> [What to do] List every line below containing "this".

> [Data for processing]
§ §

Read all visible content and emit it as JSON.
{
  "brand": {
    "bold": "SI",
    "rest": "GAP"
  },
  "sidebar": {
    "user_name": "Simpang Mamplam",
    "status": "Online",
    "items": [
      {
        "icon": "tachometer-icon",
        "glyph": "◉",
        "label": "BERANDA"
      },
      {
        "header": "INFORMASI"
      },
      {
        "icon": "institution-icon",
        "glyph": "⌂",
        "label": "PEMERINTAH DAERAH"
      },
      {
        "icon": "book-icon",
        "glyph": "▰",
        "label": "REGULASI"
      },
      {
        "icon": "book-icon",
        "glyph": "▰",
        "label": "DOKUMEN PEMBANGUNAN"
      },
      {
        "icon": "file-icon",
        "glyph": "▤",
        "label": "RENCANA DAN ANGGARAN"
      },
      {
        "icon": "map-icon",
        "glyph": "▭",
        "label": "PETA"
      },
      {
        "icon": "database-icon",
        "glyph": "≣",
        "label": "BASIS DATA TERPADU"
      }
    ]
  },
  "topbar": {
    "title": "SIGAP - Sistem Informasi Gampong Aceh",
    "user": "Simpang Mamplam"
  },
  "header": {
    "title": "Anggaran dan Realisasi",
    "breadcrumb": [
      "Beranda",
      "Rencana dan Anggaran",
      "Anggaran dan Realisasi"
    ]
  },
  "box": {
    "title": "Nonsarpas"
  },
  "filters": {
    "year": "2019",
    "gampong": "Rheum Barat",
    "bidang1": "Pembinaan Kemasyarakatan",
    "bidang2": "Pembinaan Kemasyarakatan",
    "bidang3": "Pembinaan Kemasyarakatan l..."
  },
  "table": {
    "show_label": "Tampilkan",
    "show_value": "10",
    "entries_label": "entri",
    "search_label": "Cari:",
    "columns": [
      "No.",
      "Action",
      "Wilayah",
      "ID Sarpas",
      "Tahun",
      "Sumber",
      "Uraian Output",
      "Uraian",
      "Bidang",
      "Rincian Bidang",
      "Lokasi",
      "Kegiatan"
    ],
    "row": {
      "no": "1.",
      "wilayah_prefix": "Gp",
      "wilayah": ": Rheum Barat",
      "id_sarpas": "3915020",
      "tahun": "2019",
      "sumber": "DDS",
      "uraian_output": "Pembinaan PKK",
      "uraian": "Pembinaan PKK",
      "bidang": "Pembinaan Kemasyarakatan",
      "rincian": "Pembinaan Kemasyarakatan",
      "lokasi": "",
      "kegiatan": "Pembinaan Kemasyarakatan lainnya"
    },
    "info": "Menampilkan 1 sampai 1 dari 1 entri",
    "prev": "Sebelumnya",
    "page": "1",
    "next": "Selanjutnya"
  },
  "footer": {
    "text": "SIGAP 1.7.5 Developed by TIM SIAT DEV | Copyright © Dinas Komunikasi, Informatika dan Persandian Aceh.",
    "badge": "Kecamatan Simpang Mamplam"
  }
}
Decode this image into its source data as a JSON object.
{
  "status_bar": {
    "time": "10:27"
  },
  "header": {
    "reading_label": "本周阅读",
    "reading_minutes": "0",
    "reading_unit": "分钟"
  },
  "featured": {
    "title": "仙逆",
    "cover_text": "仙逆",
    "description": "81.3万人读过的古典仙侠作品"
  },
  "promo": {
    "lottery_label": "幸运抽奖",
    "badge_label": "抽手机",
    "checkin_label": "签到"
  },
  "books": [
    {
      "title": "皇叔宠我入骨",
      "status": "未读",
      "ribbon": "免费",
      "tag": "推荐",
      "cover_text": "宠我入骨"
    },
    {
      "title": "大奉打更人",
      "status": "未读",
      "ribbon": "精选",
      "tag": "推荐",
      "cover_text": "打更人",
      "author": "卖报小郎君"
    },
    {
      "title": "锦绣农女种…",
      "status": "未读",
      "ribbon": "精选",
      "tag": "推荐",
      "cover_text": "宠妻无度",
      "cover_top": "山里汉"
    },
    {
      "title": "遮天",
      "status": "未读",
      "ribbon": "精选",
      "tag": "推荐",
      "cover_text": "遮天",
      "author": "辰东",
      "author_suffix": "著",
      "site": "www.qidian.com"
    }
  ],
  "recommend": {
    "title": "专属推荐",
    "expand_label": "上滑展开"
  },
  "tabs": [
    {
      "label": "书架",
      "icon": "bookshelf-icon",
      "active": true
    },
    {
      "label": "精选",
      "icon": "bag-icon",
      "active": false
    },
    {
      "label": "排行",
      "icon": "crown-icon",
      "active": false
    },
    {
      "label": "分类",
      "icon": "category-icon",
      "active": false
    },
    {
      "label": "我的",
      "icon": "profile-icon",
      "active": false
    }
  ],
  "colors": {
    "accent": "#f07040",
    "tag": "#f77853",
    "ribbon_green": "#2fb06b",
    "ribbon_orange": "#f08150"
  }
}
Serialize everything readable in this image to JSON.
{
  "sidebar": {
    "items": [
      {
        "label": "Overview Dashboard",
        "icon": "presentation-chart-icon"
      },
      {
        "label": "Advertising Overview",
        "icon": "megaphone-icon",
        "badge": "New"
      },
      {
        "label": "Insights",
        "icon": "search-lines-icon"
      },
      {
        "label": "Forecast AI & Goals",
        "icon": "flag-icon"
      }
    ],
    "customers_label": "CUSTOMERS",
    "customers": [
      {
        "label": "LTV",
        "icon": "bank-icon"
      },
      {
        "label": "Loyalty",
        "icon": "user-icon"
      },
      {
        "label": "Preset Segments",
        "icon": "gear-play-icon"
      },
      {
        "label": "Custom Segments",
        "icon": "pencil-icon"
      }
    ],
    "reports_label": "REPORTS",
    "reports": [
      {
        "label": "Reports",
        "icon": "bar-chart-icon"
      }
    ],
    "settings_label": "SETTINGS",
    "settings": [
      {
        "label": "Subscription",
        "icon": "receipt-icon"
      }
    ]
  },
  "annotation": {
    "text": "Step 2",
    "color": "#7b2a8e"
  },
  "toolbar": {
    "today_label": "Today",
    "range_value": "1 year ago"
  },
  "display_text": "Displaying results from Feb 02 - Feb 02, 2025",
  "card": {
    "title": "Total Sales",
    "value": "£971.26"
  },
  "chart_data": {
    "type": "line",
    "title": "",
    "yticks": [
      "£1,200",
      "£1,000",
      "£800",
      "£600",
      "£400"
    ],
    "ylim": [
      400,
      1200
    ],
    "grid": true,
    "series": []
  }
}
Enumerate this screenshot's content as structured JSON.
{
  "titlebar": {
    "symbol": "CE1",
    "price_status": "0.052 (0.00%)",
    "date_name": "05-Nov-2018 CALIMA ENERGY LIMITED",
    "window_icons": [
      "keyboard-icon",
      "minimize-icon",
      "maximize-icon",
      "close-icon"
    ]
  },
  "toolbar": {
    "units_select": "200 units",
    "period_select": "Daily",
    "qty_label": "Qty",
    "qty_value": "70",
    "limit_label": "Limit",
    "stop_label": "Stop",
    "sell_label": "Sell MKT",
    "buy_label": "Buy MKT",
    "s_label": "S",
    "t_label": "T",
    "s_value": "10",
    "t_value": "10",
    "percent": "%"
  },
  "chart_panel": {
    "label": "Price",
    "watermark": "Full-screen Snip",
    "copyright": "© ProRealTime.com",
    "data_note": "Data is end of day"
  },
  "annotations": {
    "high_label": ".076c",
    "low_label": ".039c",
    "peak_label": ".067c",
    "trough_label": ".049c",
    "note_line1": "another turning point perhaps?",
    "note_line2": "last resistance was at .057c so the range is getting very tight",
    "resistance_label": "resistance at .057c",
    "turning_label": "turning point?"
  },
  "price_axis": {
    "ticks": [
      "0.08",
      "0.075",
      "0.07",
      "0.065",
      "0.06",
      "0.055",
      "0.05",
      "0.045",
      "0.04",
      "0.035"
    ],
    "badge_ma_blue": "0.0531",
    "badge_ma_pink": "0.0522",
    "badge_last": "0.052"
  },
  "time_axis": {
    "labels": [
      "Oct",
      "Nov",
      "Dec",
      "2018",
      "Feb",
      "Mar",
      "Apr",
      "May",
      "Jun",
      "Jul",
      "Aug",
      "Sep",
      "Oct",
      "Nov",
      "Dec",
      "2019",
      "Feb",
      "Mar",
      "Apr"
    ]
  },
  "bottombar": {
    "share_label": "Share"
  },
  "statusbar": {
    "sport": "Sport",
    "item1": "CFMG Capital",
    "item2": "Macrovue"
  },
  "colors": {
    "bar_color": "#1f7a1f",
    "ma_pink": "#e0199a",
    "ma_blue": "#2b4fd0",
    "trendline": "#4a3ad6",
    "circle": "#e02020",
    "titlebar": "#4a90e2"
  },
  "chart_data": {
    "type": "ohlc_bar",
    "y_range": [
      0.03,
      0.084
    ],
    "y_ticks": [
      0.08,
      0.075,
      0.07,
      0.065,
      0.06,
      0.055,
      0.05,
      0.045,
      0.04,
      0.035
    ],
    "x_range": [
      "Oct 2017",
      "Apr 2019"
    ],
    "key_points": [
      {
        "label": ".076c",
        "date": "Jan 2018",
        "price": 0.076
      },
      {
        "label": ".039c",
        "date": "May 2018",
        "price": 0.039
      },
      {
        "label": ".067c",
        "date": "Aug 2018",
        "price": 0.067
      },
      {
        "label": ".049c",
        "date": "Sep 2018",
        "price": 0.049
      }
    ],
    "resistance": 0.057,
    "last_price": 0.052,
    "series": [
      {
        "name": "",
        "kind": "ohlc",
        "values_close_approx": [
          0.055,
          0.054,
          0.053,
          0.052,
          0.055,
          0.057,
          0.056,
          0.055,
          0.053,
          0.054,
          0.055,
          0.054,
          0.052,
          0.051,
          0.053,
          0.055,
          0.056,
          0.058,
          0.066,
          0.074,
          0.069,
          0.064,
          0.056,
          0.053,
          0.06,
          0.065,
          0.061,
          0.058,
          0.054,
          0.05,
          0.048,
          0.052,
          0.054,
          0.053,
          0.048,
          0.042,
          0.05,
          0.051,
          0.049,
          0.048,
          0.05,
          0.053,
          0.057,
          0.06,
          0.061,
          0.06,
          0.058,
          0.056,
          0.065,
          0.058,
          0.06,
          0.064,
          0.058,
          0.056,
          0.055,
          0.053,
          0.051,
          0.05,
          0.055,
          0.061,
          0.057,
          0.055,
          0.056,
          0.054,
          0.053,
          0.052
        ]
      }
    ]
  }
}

§ §

> [Final answer]
Decode this image into its source data as a JSON object.
Serialize everything readable in this image to JSON.
Enumerate this screenshot's content as structured JSON.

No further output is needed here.